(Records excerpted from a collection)
════════════════

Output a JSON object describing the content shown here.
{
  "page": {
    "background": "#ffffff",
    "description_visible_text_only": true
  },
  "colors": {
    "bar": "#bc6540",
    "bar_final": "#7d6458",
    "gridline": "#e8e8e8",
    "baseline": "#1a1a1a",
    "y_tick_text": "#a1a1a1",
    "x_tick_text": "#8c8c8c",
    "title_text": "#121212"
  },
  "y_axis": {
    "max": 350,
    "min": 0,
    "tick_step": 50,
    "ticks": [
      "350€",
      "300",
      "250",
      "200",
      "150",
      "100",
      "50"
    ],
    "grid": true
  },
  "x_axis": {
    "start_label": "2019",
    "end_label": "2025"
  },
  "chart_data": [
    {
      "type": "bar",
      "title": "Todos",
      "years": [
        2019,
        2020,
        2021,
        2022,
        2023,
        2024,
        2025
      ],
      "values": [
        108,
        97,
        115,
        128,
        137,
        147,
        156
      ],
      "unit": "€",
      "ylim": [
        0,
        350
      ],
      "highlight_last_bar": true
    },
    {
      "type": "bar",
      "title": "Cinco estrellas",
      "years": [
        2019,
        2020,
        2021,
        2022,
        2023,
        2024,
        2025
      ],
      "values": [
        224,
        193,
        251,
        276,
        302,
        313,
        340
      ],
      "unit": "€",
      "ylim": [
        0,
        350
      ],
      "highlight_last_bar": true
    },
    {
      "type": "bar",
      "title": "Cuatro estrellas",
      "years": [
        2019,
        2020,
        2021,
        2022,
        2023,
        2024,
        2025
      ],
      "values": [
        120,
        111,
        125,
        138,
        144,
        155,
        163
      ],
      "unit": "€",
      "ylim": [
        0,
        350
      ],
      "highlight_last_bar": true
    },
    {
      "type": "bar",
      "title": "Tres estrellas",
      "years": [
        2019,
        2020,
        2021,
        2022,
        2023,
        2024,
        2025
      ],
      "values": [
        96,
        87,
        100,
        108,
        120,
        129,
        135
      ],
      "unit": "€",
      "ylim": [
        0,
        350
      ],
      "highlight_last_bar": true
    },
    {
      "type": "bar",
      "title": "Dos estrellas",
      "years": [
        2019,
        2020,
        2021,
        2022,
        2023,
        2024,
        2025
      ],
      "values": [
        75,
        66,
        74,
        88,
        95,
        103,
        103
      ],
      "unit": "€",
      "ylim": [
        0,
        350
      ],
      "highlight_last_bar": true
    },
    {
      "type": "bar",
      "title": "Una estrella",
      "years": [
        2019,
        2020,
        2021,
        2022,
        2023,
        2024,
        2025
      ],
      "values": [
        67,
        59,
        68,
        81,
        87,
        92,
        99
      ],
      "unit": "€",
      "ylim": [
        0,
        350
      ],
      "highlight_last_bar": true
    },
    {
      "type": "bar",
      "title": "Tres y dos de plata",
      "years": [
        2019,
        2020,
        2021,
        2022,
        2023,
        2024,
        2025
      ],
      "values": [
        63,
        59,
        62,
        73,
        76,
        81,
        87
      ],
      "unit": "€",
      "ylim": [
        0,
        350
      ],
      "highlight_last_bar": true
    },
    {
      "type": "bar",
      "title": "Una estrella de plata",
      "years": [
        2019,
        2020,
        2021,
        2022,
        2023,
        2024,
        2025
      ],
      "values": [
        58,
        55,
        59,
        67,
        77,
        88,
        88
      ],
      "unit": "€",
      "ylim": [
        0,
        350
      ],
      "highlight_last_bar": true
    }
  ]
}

════════════════

■ WHAT IS BEING ASKED
All of the material above needs to be retyped word for word.

■ CORRECT RESULT
Output a JSON object describing the content shown here.
{
  "page": {
    "background": "#ffffff",
    "description_visible_text_only": true
  },
  "colors": {
    "bar": "#bc6540",
    "bar_final": "#7d6458",
    "gridline": "#e8e8e8",
    "baseline": "#1a1a1a",
    "y_tick_text": "#a1a1a1",
    "x_tick_text": "#8c8c8c",
    "title_text": "#121212"
  },
  "y_axis": {
    "max": 350,
    "min": 0,
    "tick_step": 50,
    "ticks": [
      "350€",
      "300",
      "250",
      "200",
      "150",
      "100",
      "50"
    ],
    "grid": true
  },
  "x_axis": {
    "start_label": "2019",
    "end_label": "2025"
  },
  "chart_data": [
    {
      "type": "bar",
      "title": "Todos",
      "years": [
        2019,
        2020,
        2021,
        2022,
        2023,
        2024,
        2025
      ],
      "values": [
        108,
        97,
        115,
        128,
        137,
        147,
        156
      ],
      "unit": "€",
      "ylim": [
        0,
        350
      ],
      "highlight_last_bar": true
    },
    {
      "type": "bar",
      "title": "Cinco estrellas",
      "years": [
        2019,
        2020,
        2021,
        2022,
        2023,
        2024,
        2025
      ],
      "values": [
        224,
        193,
        251,
        276,
        302,
        313,
        340
      ],
      "unit": "€",
      "ylim": [
        0,
        350
      ],
      "highlight_last_bar": true
    },
    {
      "type": "bar",
      "title": "Cuatro estrellas",
      "years": [
        2019,
        2020,
        2021,
        2022,
        2023,
        2024,
        2025
      ],
      "values": [
        120,
        111,
        125,
        138,
        144,
        155,
        163
      ],
      "unit": "€",
      "ylim": [
        0,
        350
      ],
      "highlight_last_bar": true
    },
    {
      "type": "bar",
      "title": "Tres estrellas",
      "years": [
        2019,
        2020,
        2021,
        2022,
        2023,
        2024,
        2025
      ],
      "values": [
        96,
        87,
        100,
        108,
        120,
        129,
        135
      ],
      "unit": "€",
      "ylim": [
        0,
        350
      ],
      "highlight_last_bar": true
    },
    {
      "type": "bar",
      "title": "Dos estrellas",
      "years": [
        2019,
        2020,
        2021,
        2022,
        2023,
        2024,
        2025
      ],
      "values": [
        75,
        66,
        74,
        88,
        95,
        103,
        103
      ],
      "unit": "€",
      "ylim": [
        0,
        350
      ],
      "highlight_last_bar": true
    },
    {
      "type": "bar",
      "title": "Una estrella",
      "years": [
        2019,
        2020,
        2021,
        2022,
        2023,
        2024,
        2025
      ],
      "values": [
        67,
        59,
        68,
        81,
        87,
        92,
        99
      ],
      "unit": "€",
      "ylim": [
        0,
        350
      ],
      "highlight_last_bar": true
    },
    {
      "type": "bar",
      "title": "Tres y dos de plata",
      "years": [
        2019,
        2020,
        2021,
        2022,
        2023,
        2024,
        2025
      ],
      "values": [
        63,
        59,
        62,
        73,
        76,
        81,
        87
      ],
      "unit": "€",
      "ylim": [
        0,
        350
      ],
      "highlight_last_bar": true
    },
    {
      "type": "bar",
      "title": "Una estrella de plata",
      "years": [
        2019,
        2020,
        2021,
        2022,
        2023,
        2024,
        2025
      ],
      "values": [
        58,
        55,
        59,
        67,
        77,
        88,
        88
      ],
      "unit": "€",
      "ylim": [
        0,
        350
      ],
      "highlight_last_bar": true
    }
  ]
}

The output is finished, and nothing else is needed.